— start —

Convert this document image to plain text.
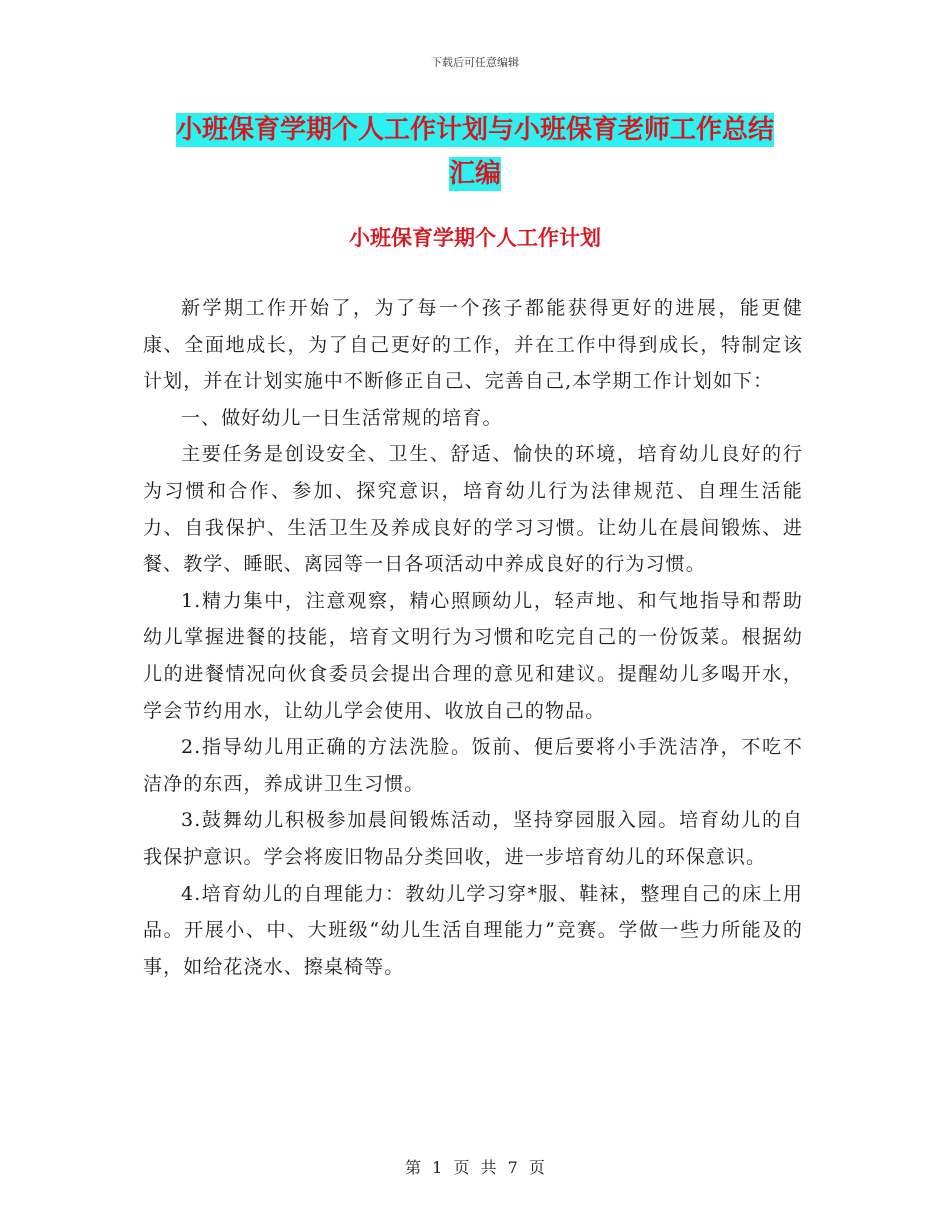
下载后可任意编辑
小班保育学期个人工作计划与小班保育老师工作总结
汇编
小班保育学期个人工作计划

新学期工作开始了，为了每一个孩子都能获得更好的进展，能更健康、全面地成长，为了自己更好的工作，并在工作中得到成长，特制定该计划，并在计划实施中不断修正自己、完善自己,本学期工作计划如下：

一、做好幼儿一日生活常规的培育。

主要任务是创设安全、卫生、舒适、愉快的环境，培育幼儿良好的行为习惯和合作、参加、探究意识，培育幼儿行为法律规范、自理生活能力、自我保护、生活卫生及养成良好的学习习惯。让幼儿在晨间锻炼、进餐、教学、睡眠、离园等一日各项活动中养成良好的行为习惯。

1.精力集中，注意观察，精心照顾幼儿，轻声地、和气地指导和帮助幼儿掌握进餐的技能，培育文明行为习惯和吃完自己的一份饭菜。根据幼儿的进餐情况向伙食委员会提出合理的意见和建议。提醒幼儿多喝开水，学会节约用水，让幼儿学会使用、收放自己的物品。

2.指导幼儿用正确的方法洗脸。饭前、便后要将小手洗洁净，不吃不洁净的东西，养成讲卫生习惯。

3.鼓舞幼儿积极参加晨间锻炼活动，坚持穿园服入园。培育幼儿的自我保护意识。学会将废旧物品分类回收，进一步培育幼儿的环保意识。

4.培育幼儿的自理能力：教幼儿学习穿*服、鞋袜，整理自己的床上用品。开展小、中、大班级“幼儿生活自理能力”竞赛。学做一些力所能及的事，如给花浇水、擦桌椅等。

第 1 页 共 7 页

— end —

Aim:
Quote everything in the listing above exactly; pictures are the only thing to omit.

Solution to the problem:
Convert this document image to plain text.
下载后可任意编辑
小班保育学期个人工作计划与小班保育老师工作总结
汇编
小班保育学期个人工作计划

新学期工作开始了，为了每一个孩子都能获得更好的进展，能更健康、全面地成长，为了自己更好的工作，并在工作中得到成长，特制定该计划，并在计划实施中不断修正自己、完善自己,本学期工作计划如下：

一、做好幼儿一日生活常规的培育。

主要任务是创设安全、卫生、舒适、愉快的环境，培育幼儿良好的行为习惯和合作、参加、探究意识，培育幼儿行为法律规范、自理生活能力、自我保护、生活卫生及养成良好的学习习惯。让幼儿在晨间锻炼、进餐、教学、睡眠、离园等一日各项活动中养成良好的行为习惯。

1.精力集中，注意观察，精心照顾幼儿，轻声地、和气地指导和帮助幼儿掌握进餐的技能，培育文明行为习惯和吃完自己的一份饭菜。根据幼儿的进餐情况向伙食委员会提出合理的意见和建议。提醒幼儿多喝开水，学会节约用水，让幼儿学会使用、收放自己的物品。

2.指导幼儿用正确的方法洗脸。饭前、便后要将小手洗洁净，不吃不洁净的东西，养成讲卫生习惯。

3.鼓舞幼儿积极参加晨间锻炼活动，坚持穿园服入园。培育幼儿的自我保护意识。学会将废旧物品分类回收，进一步培育幼儿的环保意识。

4.培育幼儿的自理能力：教幼儿学习穿*服、鞋袜，整理自己的床上用品。开展小、中、大班级“幼儿生活自理能力”竞赛。学做一些力所能及的事，如给花浇水、擦桌椅等。

第 1 页 共 7 页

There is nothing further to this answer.